* Stored data:

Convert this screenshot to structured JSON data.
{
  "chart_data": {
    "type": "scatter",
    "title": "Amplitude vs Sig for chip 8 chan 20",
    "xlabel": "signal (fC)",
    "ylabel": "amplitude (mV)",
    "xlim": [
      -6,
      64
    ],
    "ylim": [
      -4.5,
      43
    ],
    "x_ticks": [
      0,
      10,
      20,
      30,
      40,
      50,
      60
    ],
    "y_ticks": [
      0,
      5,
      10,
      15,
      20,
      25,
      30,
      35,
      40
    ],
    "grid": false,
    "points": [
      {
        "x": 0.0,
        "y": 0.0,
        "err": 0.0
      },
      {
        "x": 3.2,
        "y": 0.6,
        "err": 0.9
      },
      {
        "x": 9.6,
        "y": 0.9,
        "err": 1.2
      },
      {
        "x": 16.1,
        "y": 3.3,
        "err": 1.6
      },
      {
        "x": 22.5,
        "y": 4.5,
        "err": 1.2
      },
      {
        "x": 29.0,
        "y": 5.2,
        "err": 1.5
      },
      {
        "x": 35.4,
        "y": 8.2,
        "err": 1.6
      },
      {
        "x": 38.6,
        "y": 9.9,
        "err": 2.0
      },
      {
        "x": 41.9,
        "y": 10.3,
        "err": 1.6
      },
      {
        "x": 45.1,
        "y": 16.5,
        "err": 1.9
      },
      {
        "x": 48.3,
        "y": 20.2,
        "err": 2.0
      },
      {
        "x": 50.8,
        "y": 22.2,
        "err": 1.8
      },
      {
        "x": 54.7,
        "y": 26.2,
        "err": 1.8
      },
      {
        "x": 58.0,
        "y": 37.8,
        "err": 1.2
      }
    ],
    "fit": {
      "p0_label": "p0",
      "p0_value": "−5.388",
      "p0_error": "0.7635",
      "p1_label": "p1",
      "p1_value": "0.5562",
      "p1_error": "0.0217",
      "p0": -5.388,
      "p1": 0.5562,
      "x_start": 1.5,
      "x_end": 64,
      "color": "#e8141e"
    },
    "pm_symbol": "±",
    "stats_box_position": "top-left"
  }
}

* Aim: Exact output of every entry is required.

* Full response:
Convert this screenshot to structured JSON data.
{
  "chart_data": {
    "type": "scatter",
    "title": "Amplitude vs Sig for chip 8 chan 20",
    "xlabel": "signal (fC)",
    "ylabel": "amplitude (mV)",
    "xlim": [
      -6,
      64
    ],
    "ylim": [
      -4.5,
      43
    ],
    "x_ticks": [
      0,
      10,
      20,
      30,
      40,
      50,
      60
    ],
    "y_ticks": [
      0,
      5,
      10,
      15,
      20,
      25,
      30,
      35,
      40
    ],
    "grid": false,
    "points": [
      {
        "x": 0.0,
        "y": 0.0,
        "err": 0.0
      },
      {
        "x": 3.2,
        "y": 0.6,
        "err": 0.9
      },
      {
        "x": 9.6,
        "y": 0.9,
        "err": 1.2
      },
      {
        "x": 16.1,
        "y": 3.3,
        "err": 1.6
      },
      {
        "x": 22.5,
        "y": 4.5,
        "err": 1.2
      },
      {
        "x": 29.0,
        "y": 5.2,
        "err": 1.5
      },
      {
        "x": 35.4,
        "y": 8.2,
        "err": 1.6
      },
      {
        "x": 38.6,
        "y": 9.9,
        "err": 2.0
      },
      {
        "x": 41.9,
        "y": 10.3,
        "err": 1.6
      },
      {
        "x": 45.1,
        "y": 16.5,
        "err": 1.9
      },
      {
        "x": 48.3,
        "y": 20.2,
        "err": 2.0
      },
      {
        "x": 50.8,
        "y": 22.2,
        "err": 1.8
      },
      {
        "x": 54.7,
        "y": 26.2,
        "err": 1.8
      },
      {
        "x": 58.0,
        "y": 37.8,
        "err": 1.2
      }
    ],
    "fit": {
      "p0_label": "p0",
      "p0_value": "−5.388",
      "p0_error": "0.7635",
      "p1_label": "p1",
      "p1_value": "0.5562",
      "p1_error": "0.0217",
      "p0": -5.388,
      "p1": 0.5562,
      "x_start": 1.5,
      "x_end": 64,
      "color": "#e8141e"
    },
    "pm_symbol": "±",
    "stats_box_position": "top-left"
  }
}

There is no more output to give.